- **OBJECTIVE**
Reproduce the data verbatim, starting with its first line and ending with the line that contains "- bar-cell: [347, 225, 464, 264]", both of those lines included.

## BEGIN

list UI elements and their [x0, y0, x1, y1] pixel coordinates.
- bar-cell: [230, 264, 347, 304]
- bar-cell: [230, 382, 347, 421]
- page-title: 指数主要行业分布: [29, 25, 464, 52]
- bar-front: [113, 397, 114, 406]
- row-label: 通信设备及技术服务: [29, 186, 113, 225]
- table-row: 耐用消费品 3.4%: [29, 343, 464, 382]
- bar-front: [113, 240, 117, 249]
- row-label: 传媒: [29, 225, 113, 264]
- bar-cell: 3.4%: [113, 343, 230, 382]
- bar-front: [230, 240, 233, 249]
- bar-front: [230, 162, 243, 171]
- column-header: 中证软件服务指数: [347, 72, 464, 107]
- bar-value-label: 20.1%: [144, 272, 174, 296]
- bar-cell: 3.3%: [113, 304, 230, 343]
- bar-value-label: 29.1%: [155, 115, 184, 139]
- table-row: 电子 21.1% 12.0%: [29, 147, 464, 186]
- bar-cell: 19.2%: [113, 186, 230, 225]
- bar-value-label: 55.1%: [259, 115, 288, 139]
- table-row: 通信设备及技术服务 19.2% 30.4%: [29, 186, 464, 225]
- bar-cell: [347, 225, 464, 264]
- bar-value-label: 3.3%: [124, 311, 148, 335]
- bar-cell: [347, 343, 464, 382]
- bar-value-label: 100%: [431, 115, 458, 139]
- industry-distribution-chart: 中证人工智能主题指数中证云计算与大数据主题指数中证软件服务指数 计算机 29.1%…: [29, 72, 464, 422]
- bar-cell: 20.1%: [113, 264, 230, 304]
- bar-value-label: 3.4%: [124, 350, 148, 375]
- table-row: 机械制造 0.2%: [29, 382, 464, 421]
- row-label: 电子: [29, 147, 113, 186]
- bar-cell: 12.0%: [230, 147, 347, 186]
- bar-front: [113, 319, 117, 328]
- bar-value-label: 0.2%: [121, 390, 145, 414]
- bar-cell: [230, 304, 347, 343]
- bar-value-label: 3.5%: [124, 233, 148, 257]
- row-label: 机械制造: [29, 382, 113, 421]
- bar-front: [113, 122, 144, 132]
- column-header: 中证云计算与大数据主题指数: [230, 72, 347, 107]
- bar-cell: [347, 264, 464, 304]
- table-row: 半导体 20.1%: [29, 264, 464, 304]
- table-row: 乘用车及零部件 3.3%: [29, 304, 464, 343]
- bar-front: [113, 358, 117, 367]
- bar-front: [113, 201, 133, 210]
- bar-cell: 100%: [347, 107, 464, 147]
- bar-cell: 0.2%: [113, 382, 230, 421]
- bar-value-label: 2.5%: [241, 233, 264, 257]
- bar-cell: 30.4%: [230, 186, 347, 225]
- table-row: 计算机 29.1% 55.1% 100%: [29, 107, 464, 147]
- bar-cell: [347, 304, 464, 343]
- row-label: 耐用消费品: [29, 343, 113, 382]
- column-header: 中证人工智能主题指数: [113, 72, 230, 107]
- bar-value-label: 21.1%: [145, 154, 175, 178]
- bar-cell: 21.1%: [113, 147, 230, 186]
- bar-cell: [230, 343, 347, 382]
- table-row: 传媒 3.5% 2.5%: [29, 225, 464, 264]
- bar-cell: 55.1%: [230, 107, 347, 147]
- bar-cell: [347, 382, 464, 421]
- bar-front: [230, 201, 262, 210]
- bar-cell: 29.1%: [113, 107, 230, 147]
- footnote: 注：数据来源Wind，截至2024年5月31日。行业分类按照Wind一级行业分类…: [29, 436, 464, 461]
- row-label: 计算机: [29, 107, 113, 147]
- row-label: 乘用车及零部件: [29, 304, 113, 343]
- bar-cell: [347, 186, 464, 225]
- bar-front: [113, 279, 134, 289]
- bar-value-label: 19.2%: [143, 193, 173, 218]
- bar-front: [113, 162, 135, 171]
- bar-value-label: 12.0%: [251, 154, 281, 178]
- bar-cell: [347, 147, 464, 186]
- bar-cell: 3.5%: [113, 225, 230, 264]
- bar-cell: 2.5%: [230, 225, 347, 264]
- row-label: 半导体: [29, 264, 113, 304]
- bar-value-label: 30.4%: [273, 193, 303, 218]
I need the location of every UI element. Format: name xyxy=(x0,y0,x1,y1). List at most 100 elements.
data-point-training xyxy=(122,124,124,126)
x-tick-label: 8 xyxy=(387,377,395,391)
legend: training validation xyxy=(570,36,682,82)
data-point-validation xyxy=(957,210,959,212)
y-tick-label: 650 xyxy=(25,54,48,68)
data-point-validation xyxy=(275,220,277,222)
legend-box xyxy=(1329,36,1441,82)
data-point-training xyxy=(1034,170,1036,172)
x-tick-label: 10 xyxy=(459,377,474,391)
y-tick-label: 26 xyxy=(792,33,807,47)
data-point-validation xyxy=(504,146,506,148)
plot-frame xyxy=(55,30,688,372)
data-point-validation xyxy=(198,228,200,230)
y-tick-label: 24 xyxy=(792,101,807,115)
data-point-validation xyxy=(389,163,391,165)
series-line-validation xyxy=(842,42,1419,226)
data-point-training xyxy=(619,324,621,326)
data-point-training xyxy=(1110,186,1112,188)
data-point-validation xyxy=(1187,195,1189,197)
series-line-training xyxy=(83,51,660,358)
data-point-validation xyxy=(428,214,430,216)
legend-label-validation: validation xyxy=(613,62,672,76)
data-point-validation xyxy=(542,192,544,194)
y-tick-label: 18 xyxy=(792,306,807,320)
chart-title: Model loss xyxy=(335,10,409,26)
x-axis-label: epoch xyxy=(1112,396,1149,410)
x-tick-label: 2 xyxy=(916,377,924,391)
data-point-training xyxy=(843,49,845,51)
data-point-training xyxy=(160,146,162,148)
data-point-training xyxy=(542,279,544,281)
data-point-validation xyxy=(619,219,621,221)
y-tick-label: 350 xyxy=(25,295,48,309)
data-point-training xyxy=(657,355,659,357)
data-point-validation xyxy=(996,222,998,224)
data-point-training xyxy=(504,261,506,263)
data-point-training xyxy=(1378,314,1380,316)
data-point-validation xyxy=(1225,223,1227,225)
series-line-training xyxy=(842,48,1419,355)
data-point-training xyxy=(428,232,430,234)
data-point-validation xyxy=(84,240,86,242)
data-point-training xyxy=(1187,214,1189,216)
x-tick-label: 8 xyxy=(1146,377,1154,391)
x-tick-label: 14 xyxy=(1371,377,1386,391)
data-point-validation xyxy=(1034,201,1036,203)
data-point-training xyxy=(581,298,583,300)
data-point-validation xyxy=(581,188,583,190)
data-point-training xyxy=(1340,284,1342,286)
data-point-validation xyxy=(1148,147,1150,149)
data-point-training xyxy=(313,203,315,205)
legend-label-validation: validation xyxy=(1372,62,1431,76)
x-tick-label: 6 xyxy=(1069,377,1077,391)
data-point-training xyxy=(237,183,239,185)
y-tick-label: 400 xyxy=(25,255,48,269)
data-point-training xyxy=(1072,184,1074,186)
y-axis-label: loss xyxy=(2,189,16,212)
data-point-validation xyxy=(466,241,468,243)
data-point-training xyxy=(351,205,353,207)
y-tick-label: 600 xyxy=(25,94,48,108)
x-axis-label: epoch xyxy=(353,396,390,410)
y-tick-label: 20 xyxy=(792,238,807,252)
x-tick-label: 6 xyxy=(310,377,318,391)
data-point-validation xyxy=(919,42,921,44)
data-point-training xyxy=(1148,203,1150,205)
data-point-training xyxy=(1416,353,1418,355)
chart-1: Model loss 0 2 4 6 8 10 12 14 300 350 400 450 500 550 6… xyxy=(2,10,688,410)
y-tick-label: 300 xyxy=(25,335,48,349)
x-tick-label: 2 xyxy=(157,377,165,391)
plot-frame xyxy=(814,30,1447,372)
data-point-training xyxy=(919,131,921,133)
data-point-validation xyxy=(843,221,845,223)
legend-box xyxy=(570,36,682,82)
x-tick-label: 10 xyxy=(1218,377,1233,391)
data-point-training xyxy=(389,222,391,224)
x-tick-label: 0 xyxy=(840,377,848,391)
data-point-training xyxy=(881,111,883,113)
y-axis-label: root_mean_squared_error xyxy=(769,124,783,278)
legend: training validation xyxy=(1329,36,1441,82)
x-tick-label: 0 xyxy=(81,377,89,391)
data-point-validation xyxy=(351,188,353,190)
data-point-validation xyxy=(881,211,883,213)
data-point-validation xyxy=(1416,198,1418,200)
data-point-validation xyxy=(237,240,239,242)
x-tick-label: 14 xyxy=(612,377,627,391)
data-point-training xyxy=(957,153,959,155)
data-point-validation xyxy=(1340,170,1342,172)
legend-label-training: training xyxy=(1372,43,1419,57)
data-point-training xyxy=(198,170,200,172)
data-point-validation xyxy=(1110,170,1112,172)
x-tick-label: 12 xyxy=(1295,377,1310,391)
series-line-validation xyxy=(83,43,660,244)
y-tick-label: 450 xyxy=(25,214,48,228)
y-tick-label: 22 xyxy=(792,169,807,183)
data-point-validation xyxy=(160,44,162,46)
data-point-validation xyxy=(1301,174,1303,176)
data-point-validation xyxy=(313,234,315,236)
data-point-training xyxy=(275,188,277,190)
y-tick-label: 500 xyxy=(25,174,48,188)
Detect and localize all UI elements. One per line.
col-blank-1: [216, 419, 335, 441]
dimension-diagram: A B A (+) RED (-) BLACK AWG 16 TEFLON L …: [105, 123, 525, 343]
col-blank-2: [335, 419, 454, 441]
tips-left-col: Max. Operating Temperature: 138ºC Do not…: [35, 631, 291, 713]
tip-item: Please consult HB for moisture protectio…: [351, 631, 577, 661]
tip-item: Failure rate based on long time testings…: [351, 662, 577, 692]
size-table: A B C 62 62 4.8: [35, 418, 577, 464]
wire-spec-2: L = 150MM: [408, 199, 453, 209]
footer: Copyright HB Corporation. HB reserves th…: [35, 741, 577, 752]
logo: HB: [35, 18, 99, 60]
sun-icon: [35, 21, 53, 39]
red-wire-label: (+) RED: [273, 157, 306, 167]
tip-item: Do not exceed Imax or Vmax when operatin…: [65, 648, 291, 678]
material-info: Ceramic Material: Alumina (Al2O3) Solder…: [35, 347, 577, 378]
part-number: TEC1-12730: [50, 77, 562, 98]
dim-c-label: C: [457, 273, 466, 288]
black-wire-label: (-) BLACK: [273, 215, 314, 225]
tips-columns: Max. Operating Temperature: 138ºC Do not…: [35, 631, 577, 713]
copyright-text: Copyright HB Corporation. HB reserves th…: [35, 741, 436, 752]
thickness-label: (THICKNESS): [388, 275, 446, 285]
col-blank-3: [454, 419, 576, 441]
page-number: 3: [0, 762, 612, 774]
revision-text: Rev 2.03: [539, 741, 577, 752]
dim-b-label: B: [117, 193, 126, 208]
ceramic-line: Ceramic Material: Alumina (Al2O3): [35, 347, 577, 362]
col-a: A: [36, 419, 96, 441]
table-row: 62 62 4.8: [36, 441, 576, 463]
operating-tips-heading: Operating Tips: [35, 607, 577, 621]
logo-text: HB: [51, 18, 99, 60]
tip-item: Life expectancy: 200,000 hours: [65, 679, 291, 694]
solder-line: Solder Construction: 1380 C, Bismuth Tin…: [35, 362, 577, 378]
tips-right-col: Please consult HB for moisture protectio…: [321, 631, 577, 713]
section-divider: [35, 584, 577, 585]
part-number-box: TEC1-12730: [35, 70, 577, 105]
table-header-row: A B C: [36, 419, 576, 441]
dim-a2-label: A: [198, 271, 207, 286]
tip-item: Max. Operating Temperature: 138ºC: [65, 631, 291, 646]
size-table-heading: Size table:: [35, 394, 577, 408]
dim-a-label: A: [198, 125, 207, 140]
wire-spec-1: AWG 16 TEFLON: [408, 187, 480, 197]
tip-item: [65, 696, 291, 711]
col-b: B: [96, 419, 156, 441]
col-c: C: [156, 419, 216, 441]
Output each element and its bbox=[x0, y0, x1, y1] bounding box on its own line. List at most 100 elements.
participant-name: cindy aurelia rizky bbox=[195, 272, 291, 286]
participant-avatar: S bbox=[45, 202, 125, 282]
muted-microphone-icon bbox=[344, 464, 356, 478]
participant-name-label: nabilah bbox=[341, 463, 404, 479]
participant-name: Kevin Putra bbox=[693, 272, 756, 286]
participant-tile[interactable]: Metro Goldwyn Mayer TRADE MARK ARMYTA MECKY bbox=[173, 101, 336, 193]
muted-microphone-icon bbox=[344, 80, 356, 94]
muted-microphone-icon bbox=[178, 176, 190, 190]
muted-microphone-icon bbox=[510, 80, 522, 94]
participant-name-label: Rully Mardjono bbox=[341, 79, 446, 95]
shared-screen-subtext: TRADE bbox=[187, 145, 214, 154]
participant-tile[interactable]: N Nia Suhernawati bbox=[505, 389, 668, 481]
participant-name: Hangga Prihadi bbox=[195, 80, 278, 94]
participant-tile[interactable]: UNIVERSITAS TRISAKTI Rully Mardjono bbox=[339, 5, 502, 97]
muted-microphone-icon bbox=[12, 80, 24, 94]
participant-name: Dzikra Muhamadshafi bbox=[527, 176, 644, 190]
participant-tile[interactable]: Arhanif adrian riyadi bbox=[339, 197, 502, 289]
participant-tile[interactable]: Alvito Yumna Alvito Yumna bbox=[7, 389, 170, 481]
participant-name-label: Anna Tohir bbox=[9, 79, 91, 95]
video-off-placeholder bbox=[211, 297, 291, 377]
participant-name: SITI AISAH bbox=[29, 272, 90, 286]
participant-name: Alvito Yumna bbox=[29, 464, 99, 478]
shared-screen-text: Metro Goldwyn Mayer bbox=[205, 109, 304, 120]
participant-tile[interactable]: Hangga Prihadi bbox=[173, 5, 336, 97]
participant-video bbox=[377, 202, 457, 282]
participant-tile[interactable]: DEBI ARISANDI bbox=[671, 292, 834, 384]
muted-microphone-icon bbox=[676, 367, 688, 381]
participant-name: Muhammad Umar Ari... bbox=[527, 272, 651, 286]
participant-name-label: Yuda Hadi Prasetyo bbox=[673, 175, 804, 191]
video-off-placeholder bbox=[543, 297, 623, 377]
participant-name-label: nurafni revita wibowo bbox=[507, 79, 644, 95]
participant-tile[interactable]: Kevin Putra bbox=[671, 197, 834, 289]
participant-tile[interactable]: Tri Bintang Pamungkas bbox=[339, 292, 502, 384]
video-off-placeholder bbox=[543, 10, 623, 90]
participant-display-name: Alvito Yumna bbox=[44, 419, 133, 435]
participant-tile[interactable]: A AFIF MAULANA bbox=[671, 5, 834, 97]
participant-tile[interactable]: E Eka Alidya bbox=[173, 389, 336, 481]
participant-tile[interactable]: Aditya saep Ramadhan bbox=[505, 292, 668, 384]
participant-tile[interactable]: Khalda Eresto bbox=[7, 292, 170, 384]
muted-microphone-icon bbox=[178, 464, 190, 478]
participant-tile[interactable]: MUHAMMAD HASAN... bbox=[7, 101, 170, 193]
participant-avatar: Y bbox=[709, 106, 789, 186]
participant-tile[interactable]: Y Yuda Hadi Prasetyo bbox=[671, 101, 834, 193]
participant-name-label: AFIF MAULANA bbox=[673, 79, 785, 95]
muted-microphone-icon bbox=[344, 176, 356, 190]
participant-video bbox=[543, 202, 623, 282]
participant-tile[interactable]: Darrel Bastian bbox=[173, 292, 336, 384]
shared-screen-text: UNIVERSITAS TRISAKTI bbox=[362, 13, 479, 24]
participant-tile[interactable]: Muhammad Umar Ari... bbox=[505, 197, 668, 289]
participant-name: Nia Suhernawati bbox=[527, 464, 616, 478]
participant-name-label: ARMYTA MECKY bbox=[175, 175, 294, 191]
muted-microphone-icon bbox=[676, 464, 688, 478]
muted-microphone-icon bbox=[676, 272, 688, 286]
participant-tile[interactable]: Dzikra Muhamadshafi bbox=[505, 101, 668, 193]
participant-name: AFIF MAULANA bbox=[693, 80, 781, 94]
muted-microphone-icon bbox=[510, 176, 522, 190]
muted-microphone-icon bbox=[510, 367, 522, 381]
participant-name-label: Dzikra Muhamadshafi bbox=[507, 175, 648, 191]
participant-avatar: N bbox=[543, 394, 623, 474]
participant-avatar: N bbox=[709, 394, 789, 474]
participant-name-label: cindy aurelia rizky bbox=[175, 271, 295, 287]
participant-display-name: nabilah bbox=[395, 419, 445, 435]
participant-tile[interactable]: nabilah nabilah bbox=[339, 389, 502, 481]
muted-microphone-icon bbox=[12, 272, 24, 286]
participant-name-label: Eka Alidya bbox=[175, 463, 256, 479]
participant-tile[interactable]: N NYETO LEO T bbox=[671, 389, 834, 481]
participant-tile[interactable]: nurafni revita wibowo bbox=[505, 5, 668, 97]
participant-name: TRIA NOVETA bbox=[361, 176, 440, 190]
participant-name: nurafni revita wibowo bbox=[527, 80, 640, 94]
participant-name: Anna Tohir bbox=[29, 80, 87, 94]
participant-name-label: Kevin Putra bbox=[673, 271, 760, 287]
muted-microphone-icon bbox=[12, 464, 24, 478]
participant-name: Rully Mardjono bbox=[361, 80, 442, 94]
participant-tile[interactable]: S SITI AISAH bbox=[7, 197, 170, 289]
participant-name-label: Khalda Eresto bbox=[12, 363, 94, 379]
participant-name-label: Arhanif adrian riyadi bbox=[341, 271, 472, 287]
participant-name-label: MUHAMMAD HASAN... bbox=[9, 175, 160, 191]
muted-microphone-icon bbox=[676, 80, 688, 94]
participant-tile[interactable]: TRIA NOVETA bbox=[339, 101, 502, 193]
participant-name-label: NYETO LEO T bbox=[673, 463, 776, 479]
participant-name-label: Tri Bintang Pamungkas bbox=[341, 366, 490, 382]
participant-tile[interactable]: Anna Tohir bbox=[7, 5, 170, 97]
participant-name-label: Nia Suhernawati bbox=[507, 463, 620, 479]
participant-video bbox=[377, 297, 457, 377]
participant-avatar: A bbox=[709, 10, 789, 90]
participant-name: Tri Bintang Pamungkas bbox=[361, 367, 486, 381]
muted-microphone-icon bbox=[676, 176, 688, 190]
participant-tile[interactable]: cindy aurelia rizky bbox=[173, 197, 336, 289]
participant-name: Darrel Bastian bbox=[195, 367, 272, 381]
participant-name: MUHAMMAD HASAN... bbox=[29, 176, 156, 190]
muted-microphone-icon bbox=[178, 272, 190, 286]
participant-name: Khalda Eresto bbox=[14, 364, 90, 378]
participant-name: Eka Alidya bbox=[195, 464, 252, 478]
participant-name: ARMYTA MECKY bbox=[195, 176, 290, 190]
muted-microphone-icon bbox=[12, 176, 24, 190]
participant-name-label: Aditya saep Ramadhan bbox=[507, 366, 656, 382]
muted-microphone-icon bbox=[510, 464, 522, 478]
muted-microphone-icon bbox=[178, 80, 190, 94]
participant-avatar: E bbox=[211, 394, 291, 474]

## END

- **EXPECTED ANSWER**
list UI elements and their [x0, y0, x1, y1] pixel coordinates.
- bar-cell: [230, 264, 347, 304]
- bar-cell: [230, 382, 347, 421]
- page-title: 指数主要行业分布: [29, 25, 464, 52]
- bar-front: [113, 397, 114, 406]
- row-label: 通信设备及技术服务: [29, 186, 113, 225]
- table-row: 耐用消费品 3.4%: [29, 343, 464, 382]
- bar-front: [113, 240, 117, 249]
- row-label: 传媒: [29, 225, 113, 264]
- bar-cell: 3.4%: [113, 343, 230, 382]
- bar-front: [230, 240, 233, 249]
- bar-front: [230, 162, 243, 171]
- column-header: 中证软件服务指数: [347, 72, 464, 107]
- bar-value-label: 20.1%: [144, 272, 174, 296]
- bar-cell: 3.3%: [113, 304, 230, 343]
- bar-value-label: 29.1%: [155, 115, 184, 139]
- table-row: 电子 21.1% 12.0%: [29, 147, 464, 186]
- bar-cell: 19.2%: [113, 186, 230, 225]
- bar-value-label: 55.1%: [259, 115, 288, 139]
- table-row: 通信设备及技术服务 19.2% 30.4%: [29, 186, 464, 225]
- bar-cell: [347, 225, 464, 264]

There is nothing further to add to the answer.